-- START SUPPLIED MATERIAL --
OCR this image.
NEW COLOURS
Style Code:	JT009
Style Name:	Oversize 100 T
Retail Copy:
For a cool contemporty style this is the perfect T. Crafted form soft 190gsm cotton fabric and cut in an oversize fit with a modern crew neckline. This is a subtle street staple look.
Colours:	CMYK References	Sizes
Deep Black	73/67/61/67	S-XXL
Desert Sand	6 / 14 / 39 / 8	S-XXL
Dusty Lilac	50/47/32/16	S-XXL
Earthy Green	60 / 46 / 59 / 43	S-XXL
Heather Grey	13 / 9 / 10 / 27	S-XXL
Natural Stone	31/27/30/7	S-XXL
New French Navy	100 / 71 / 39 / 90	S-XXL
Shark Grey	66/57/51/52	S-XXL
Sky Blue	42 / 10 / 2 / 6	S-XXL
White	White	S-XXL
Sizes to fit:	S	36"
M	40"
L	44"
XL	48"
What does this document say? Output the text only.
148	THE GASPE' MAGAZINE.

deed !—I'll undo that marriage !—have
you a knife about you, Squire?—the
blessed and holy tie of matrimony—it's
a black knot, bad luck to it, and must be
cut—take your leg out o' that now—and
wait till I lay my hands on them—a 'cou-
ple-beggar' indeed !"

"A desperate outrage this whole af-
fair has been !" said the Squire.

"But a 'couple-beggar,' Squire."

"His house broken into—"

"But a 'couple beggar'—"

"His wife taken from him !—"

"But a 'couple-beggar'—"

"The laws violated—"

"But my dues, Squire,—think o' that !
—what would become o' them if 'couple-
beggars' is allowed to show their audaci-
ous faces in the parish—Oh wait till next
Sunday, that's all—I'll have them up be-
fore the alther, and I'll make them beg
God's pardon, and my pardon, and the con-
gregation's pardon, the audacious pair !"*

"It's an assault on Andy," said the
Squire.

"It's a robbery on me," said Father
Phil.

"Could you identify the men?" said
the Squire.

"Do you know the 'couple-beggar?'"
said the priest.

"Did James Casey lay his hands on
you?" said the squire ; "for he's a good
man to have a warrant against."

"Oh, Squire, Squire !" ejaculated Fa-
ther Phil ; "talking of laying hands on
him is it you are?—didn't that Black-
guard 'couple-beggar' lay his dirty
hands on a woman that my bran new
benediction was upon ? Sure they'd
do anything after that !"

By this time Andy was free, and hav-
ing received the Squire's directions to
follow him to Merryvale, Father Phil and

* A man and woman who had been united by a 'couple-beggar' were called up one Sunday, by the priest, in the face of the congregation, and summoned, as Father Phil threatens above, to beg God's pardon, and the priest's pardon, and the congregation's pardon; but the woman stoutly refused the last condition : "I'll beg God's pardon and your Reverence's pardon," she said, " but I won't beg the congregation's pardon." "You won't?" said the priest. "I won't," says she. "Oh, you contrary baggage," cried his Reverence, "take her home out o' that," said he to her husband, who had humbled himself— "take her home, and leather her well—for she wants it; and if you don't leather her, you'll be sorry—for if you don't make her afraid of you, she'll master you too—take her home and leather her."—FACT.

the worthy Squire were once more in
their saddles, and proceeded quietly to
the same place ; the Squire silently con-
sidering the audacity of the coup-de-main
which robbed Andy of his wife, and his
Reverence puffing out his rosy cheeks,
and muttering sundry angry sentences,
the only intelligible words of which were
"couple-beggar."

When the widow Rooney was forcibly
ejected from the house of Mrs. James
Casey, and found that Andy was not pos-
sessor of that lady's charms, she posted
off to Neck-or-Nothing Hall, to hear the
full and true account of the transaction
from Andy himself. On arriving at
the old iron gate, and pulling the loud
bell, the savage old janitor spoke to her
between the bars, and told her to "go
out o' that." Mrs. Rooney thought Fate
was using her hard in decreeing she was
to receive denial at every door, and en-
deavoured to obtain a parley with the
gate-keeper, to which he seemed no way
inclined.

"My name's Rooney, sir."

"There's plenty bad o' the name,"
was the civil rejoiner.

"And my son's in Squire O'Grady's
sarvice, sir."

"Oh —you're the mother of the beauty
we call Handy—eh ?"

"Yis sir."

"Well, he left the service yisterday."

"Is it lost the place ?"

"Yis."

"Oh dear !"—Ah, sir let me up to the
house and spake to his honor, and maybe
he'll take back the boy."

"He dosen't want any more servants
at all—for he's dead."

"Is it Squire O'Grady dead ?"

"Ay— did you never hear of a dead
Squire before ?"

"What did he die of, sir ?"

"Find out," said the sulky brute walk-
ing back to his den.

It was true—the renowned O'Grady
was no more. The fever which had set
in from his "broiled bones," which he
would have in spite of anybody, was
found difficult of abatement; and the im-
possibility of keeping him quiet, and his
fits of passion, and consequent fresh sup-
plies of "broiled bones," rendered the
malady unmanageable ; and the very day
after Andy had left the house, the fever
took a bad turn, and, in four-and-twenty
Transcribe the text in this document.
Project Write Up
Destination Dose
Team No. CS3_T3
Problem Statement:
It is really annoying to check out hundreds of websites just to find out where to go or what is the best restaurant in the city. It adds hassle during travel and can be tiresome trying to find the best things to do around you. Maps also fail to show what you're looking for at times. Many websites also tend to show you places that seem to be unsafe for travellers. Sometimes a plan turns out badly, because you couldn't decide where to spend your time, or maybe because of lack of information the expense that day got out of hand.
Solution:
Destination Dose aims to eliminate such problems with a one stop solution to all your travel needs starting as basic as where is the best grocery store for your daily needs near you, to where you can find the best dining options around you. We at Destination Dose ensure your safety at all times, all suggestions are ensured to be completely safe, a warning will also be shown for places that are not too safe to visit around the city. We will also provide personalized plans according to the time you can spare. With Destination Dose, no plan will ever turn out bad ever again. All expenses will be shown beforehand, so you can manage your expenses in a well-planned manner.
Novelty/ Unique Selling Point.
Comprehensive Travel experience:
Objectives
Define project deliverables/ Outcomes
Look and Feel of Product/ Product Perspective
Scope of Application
-- END SUPPLIED MATERIAL --
TASK TO COMPLETE: Write out the data exactly as it stands.

OUTPUT BELOW:
OCR this image.
NEW COLOURS
Style Code:	JT009
Style Name:	Oversize 100 T
Retail Copy:
For a cool contemporty style this is the perfect T. Crafted form soft 190gsm cotton fabric and cut in an oversize fit with a modern crew neckline. This is a subtle street staple look.
Colours:	CMYK References	Sizes
Deep Black	73/67/61/67	S-XXL
Desert Sand	6 / 14 / 39 / 8	S-XXL
Dusty Lilac	50/47/32/16	S-XXL
Earthy Green	60 / 46 / 59 / 43	S-XXL
Heather Grey	13 / 9 / 10 / 27	S-XXL
Natural Stone	31/27/30/7	S-XXL
New French Navy	100 / 71 / 39 / 90	S-XXL
Shark Grey	66/57/51/52	S-XXL
Sky Blue	42 / 10 / 2 / 6	S-XXL
White	White	S-XXL
Sizes to fit:	S	36"
M	40"
L	44"
XL	48"
What does this document say? Output the text only.
148	THE GASPE' MAGAZINE.

deed !—I'll undo that marriage !—have
you a knife about you, Squire?—the
blessed and holy tie of matrimony—it's
a black knot, bad luck to it, and must be
cut—take your leg out o' that now—and
wait till I lay my hands on them—a 'cou-
ple-beggar' indeed !"

"A desperate outrage this whole af-
fair has been !" said the Squire.

"But a 'couple-beggar,' Squire."

"His house broken into—"

"But a 'couple beggar'—"

"His wife taken from him !—"

"But a 'couple-beggar'—"

"The laws violated—"

"But my dues, Squire,—think o' that !
—what would become o' them if 'couple-
beggars' is allowed to show their audaci-
ous faces in the parish—Oh wait till next
Sunday, that's all—I'll have them up be-
fore the alther, and I'll make them beg
God's pardon, and my pardon, and the con-
gregation's pardon, the audacious pair !"*

"It's an assault on Andy," said the
Squire.

"It's a robbery on me," said Father
Phil.

"Could you identify the men?" said
the Squire.

"Do you know the 'couple-beggar?'"
said the priest.

"Did James Casey lay his hands on
you?" said the squire ; "for he's a good
man to have a warrant against."

"Oh, Squire, Squire !" ejaculated Fa-
ther Phil ; "talking of laying hands on
him is it you are?—didn't that Black-
guard 'couple-beggar' lay his dirty
hands on a woman that my bran new
benediction was upon ? Sure they'd
do anything after that !"

By this time Andy was free, and hav-
ing received the Squire's directions to
follow him to Merryvale, Father Phil and

* A man and woman who had been united by a 'couple-beggar' were called up one Sunday, by the priest, in the face of the congregation, and summoned, as Father Phil threatens above, to beg God's pardon, and the priest's pardon, and the congregation's pardon; but the woman stoutly refused the last condition : "I'll beg God's pardon and your Reverence's pardon," she said, " but I won't beg the congregation's pardon." "You won't?" said the priest. "I won't," says she. "Oh, you contrary baggage," cried his Reverence, "take her home out o' that," said he to her husband, who had humbled himself— "take her home, and leather her well—for she wants it; and if you don't leather her, you'll be sorry—for if you don't make her afraid of you, she'll master you too—take her home and leather her."—FACT.

the worthy Squire were once more in
their saddles, and proceeded quietly to
the same place ; the Squire silently con-
sidering the audacity of the coup-de-main
which robbed Andy of his wife, and his
Reverence puffing out his rosy cheeks,
and muttering sundry angry sentences,
the only intelligible words of which were
"couple-beggar."

When the widow Rooney was forcibly
ejected from the house of Mrs. James
Casey, and found that Andy was not pos-
sessor of that lady's charms, she posted
off to Neck-or-Nothing Hall, to hear the
full and true account of the transaction
from Andy himself. On arriving at
the old iron gate, and pulling the loud
bell, the savage old janitor spoke to her
between the bars, and told her to "go
out o' that." Mrs. Rooney thought Fate
was using her hard in decreeing she was
to receive denial at every door, and en-
deavoured to obtain a parley with the
gate-keeper, to which he seemed no way
inclined.

"My name's Rooney, sir."

"There's plenty bad o' the name,"
was the civil rejoiner.

"And my son's in Squire O'Grady's
sarvice, sir."

"Oh —you're the mother of the beauty
we call Handy—eh ?"

"Yis sir."

"Well, he left the service yisterday."

"Is it lost the place ?"

"Yis."

"Oh dear !"—Ah, sir let me up to the
house and spake to his honor, and maybe
he'll take back the boy."

"He dosen't want any more servants
at all—for he's dead."

"Is it Squire O'Grady dead ?"

"Ay— did you never hear of a dead
Squire before ?"

"What did he die of, sir ?"

"Find out," said the sulky brute walk-
ing back to his den.

It was true—the renowned O'Grady
was no more. The fever which had set
in from his "broiled bones," which he
would have in spite of anybody, was
found difficult of abatement; and the im-
possibility of keeping him quiet, and his
fits of passion, and consequent fresh sup-
plies of "broiled bones," rendered the
malady unmanageable ; and the very day
after Andy had left the house, the fever
took a bad turn, and, in four-and-twenty
Transcribe the text in this document.
Project Write Up
Destination Dose
Team No. CS3_T3
Problem Statement:
It is really annoying to check out hundreds of websites just to find out where to go or what is the best restaurant in the city. It adds hassle during travel and can be tiresome trying to find the best things to do around you. Maps also fail to show what you're looking for at times. Many websites also tend to show you places that seem to be unsafe for travellers. Sometimes a plan turns out badly, because you couldn't decide where to spend your time, or maybe because of lack of information the expense that day got out of hand.
Solution:
Destination Dose aims to eliminate such problems with a one stop solution to all your travel needs starting as basic as where is the best grocery store for your daily needs near you, to where you can find the best dining options around you. We at Destination Dose ensure your safety at all times, all suggestions are ensured to be completely safe, a warning will also be shown for places that are not too safe to visit around the city. We will also provide personalized plans according to the time you can spare. With Destination Dose, no plan will ever turn out bad ever again. All expenses will be shown beforehand, so you can manage your expenses in a well-planned manner.
Novelty/ Unique Selling Point.
Comprehensive Travel experience:
Objectives
Define project deliverables/ Outcomes
Look and Feel of Product/ Product Perspective
Scope of Application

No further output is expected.